Grant Funded Projects
The Wellness Resource Center is the home to several grants which benefit the University of Missouri and the greater Columbia community as well as higher education institutions and their communities statewide.Current University of Missouri projects include:
- Model Program Grant from the US Department of Education
- Tobacco prevention and cessation grant from the Missouri Foundation for Health
- NCAA CHOICES grant to address fan behavior at collegiate sporting events
Statewide projects include:
- Funding provided by Missouri Department of Transportation to provide the CHEERS to the Designated Driver Program, SMART Server Training Program, and Drive Safe Drive Smart (Link to DSDS) driving education program to campuses and communities throughout the State of Missouri.
- Funding from the Missouri Division of Alcohol and Drug Abuse for the statewide coalition Partners in Prevention (PIP), a statewide coalition focused on preventing high-risk drinking among Missouri's college students at the thirteen public universities in the State of Missouri.

_Dataset entries_.
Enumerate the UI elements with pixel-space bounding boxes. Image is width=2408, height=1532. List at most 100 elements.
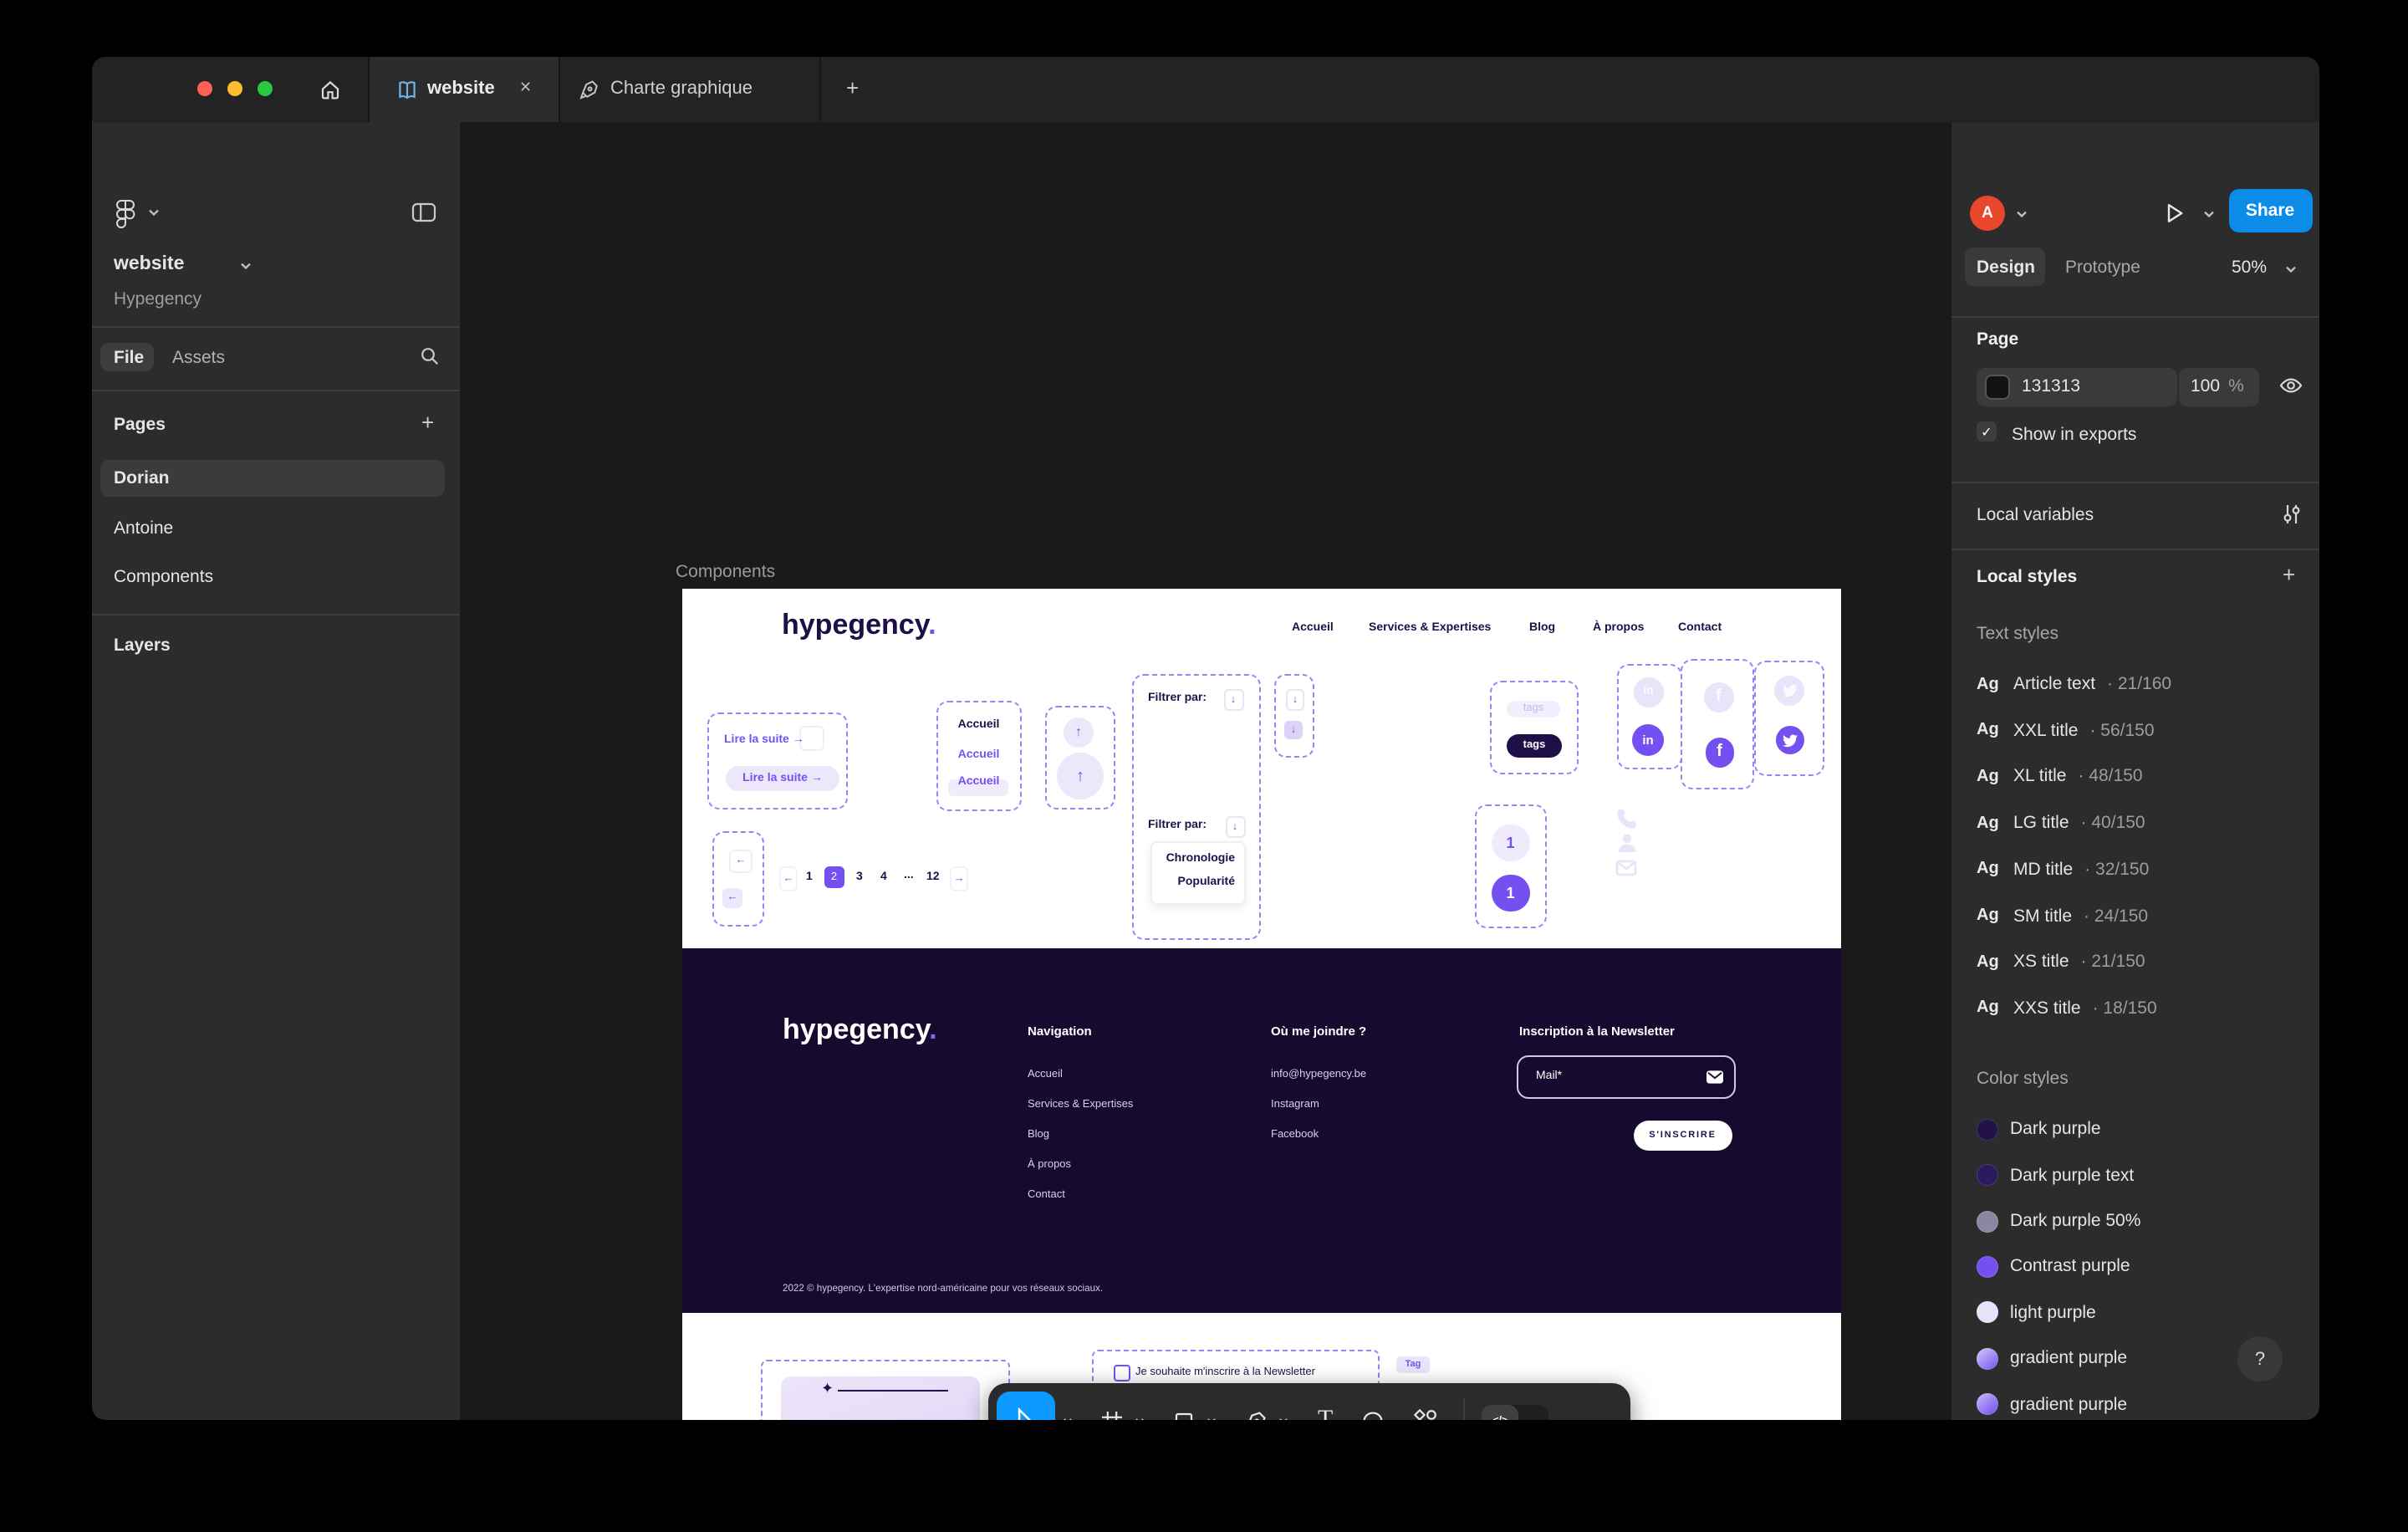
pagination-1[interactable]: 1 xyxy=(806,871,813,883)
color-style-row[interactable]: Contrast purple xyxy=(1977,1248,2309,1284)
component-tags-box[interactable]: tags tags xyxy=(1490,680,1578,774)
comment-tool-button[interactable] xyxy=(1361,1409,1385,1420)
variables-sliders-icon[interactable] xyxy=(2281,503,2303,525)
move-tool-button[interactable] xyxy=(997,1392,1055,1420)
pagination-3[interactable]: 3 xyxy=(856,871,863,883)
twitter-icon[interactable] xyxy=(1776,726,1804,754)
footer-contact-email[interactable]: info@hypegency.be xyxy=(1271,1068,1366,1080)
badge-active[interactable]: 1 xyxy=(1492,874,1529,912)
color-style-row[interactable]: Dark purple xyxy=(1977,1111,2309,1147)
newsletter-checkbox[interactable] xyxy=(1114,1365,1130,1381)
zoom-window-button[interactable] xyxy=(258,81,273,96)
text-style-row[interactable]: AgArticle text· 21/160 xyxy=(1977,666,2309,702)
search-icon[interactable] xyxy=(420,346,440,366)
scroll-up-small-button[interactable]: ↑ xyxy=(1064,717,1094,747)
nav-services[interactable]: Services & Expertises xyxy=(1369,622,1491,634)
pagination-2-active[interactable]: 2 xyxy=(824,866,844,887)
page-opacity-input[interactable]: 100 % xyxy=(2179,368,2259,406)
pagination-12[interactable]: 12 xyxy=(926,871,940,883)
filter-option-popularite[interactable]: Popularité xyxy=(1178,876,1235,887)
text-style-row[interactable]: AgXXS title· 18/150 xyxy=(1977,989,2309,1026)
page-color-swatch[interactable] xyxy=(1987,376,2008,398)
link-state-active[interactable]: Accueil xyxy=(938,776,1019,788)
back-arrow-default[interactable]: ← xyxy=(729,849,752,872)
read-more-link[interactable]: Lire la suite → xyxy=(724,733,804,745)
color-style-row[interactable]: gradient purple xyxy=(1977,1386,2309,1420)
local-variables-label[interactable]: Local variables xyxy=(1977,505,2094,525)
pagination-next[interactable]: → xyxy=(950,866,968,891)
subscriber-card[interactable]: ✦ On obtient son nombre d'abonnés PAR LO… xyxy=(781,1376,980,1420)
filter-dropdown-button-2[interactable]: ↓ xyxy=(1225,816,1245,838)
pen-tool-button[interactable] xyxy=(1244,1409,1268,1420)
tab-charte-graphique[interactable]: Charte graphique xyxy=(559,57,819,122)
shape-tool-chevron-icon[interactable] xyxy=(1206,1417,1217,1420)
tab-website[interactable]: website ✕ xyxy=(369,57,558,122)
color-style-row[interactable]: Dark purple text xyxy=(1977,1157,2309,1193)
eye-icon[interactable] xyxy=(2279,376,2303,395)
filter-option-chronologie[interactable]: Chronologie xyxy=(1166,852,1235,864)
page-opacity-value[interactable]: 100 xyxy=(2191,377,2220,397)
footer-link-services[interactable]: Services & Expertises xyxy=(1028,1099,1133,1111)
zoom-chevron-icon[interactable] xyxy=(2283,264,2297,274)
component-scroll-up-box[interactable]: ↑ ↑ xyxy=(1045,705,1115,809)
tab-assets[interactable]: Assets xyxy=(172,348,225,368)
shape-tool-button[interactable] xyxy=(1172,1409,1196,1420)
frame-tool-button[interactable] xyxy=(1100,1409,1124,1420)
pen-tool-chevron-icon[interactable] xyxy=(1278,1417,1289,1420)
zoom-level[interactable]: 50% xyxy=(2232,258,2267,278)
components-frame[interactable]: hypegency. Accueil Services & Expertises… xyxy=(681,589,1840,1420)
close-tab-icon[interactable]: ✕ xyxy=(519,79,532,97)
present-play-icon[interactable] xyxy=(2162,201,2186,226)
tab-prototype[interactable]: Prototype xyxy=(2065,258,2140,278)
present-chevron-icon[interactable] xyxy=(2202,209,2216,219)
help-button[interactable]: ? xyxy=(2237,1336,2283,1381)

_The exercise_. Using the grant-funded projects text, explain in one to three sentences what the funding from the Missouri Division of Alcohol and Drug Abuse supports and what that effort aims to do.

_Task result_. The funding supports Partners in Prevention (PIP), a statewide coalition. The coalition focuses on preventing high-risk drinking among Missouri's college students at the thirteen public universities in the State of Missouri.